- What is required: Wherever a line below holds the word "технологического", copy that line.

- Supplied records:

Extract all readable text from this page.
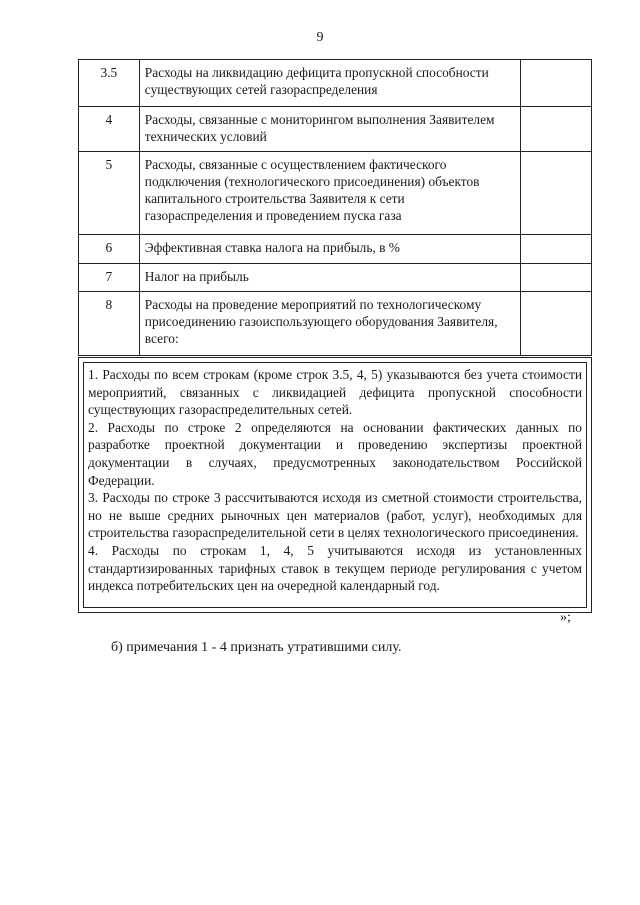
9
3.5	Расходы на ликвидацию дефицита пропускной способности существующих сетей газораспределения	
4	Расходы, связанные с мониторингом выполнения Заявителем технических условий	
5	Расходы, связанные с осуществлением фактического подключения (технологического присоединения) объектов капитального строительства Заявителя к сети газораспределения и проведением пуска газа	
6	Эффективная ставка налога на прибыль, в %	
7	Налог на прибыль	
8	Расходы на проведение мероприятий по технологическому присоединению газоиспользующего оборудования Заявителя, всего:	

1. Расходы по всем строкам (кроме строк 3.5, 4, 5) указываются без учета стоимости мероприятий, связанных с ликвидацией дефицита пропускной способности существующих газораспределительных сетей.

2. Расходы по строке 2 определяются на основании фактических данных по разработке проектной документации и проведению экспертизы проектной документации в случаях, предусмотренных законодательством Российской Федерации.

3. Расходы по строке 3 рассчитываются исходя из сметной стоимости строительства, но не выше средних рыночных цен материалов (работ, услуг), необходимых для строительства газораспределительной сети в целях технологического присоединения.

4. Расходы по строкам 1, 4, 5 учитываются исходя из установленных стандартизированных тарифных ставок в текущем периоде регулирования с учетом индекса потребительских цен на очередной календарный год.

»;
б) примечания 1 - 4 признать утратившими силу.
* * *
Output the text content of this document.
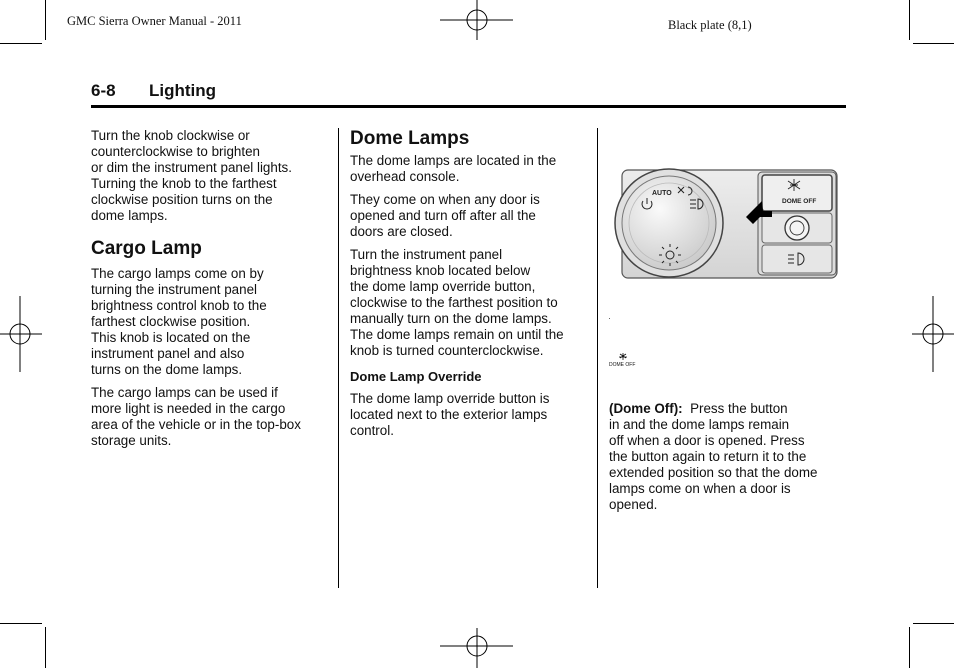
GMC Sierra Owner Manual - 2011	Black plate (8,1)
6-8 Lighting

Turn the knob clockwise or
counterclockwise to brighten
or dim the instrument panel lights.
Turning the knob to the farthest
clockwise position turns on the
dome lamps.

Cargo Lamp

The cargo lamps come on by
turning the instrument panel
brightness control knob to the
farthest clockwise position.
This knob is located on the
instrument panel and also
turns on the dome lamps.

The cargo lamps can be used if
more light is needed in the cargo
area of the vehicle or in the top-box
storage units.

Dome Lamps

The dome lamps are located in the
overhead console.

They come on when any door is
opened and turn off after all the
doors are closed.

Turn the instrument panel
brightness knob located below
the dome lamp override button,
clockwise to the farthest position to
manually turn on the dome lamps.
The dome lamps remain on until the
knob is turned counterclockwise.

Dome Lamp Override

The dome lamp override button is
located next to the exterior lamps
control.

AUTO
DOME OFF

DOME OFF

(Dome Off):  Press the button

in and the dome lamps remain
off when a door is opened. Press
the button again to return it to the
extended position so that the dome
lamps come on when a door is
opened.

- Output for this exercise:
5	Расходы, связанные с осуществлением фактического подключения (технологического присоединения) объектов капитального строительства Заявителя к сети газораспределения и проведением пуска газа	
3. Расходы по строке 3 рассчитываются исходя из сметной стоимости строительства, но не выше средних рыночных цен материалов (работ, услуг), необходимых для строительства газораспределительной сети в целях технологического присоединения.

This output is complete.